— Start TASK INPUTS —

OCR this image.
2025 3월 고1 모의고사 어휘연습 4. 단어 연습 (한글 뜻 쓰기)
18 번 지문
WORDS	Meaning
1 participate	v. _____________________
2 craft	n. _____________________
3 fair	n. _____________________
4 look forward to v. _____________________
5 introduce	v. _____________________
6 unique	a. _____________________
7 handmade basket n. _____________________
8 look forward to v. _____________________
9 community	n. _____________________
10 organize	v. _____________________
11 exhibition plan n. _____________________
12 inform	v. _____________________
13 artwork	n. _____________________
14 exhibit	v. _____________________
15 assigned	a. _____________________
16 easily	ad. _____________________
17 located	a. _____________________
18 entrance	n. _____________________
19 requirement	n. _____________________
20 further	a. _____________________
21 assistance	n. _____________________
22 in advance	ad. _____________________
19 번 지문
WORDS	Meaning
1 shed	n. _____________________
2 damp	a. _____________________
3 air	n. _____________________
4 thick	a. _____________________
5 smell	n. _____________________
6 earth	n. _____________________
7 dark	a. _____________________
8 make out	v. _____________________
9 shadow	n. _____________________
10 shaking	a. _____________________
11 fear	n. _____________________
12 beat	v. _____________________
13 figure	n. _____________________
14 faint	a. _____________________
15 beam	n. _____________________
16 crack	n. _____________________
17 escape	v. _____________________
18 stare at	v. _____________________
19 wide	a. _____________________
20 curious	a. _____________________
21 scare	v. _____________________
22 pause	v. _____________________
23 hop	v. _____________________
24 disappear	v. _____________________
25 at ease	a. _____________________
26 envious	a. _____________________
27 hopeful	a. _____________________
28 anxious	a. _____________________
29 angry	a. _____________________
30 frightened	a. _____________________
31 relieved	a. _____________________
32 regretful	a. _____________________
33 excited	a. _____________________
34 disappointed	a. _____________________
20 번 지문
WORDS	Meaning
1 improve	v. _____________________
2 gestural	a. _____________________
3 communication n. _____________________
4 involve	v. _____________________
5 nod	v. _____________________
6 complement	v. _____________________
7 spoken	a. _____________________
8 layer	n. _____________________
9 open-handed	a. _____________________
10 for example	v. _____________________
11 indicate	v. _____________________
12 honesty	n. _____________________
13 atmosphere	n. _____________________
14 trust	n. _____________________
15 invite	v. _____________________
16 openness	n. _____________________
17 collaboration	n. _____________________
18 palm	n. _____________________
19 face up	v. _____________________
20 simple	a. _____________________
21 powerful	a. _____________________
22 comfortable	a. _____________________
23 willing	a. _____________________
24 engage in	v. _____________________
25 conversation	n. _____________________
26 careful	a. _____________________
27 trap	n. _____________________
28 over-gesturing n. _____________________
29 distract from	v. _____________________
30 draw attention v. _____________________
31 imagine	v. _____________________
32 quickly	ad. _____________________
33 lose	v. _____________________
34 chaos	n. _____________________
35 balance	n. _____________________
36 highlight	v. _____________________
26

— End TASK INPUTS —
— Start TASK INPUTS —

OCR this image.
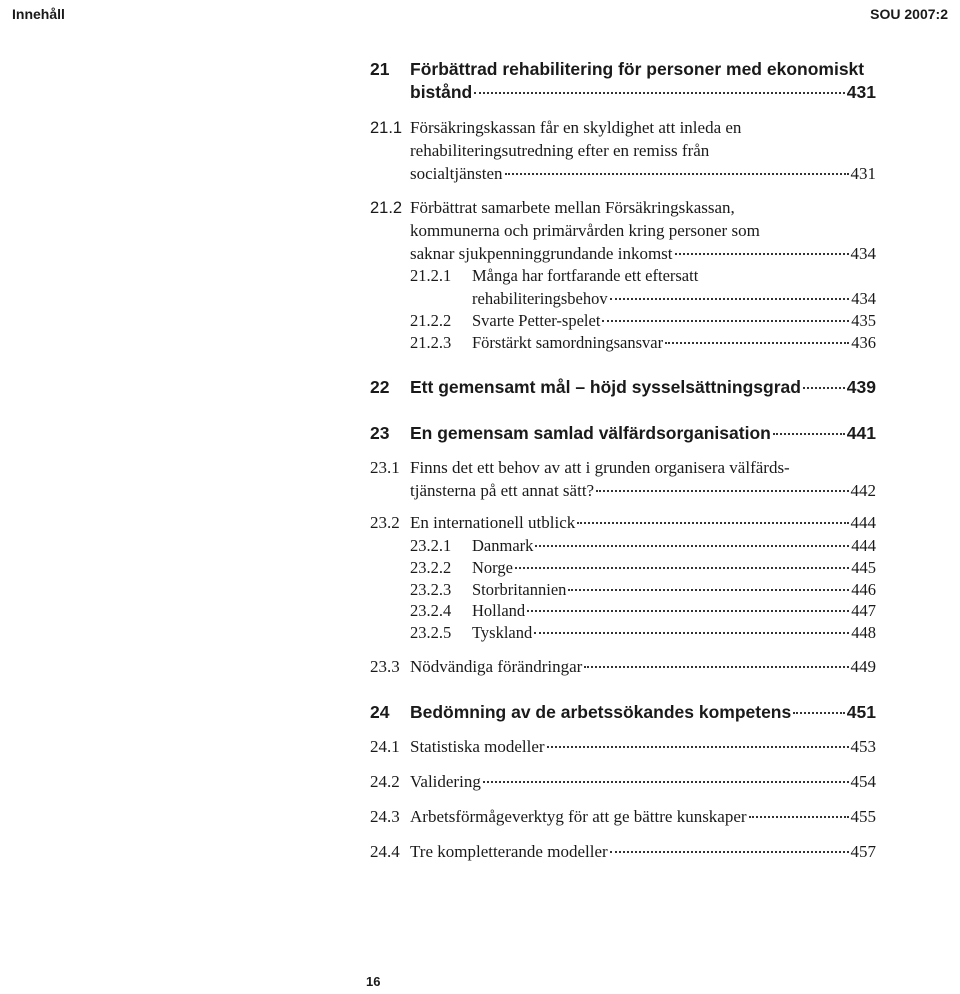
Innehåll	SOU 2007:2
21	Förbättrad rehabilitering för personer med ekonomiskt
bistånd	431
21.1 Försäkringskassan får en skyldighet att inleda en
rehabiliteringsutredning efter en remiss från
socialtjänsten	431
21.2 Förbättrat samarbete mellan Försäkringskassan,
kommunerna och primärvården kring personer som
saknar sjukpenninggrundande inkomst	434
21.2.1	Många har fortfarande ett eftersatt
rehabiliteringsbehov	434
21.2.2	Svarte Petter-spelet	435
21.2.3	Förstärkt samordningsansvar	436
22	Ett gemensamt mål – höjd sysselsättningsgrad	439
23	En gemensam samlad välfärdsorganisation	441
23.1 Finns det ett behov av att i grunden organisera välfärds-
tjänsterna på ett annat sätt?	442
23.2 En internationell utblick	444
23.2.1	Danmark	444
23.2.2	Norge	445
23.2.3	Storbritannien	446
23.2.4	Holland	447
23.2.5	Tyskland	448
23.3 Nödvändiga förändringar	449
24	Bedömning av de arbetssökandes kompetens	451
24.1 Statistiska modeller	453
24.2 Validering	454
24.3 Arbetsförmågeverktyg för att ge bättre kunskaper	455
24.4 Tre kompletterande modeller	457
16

— End TASK INPUTS —

[INSTRUCTIONS TO FOLLOW] Say the number of lines in the listing that hold "Försäkringskassan", with no added words.

[SOLUTION FOR THIS EXERCISE] 2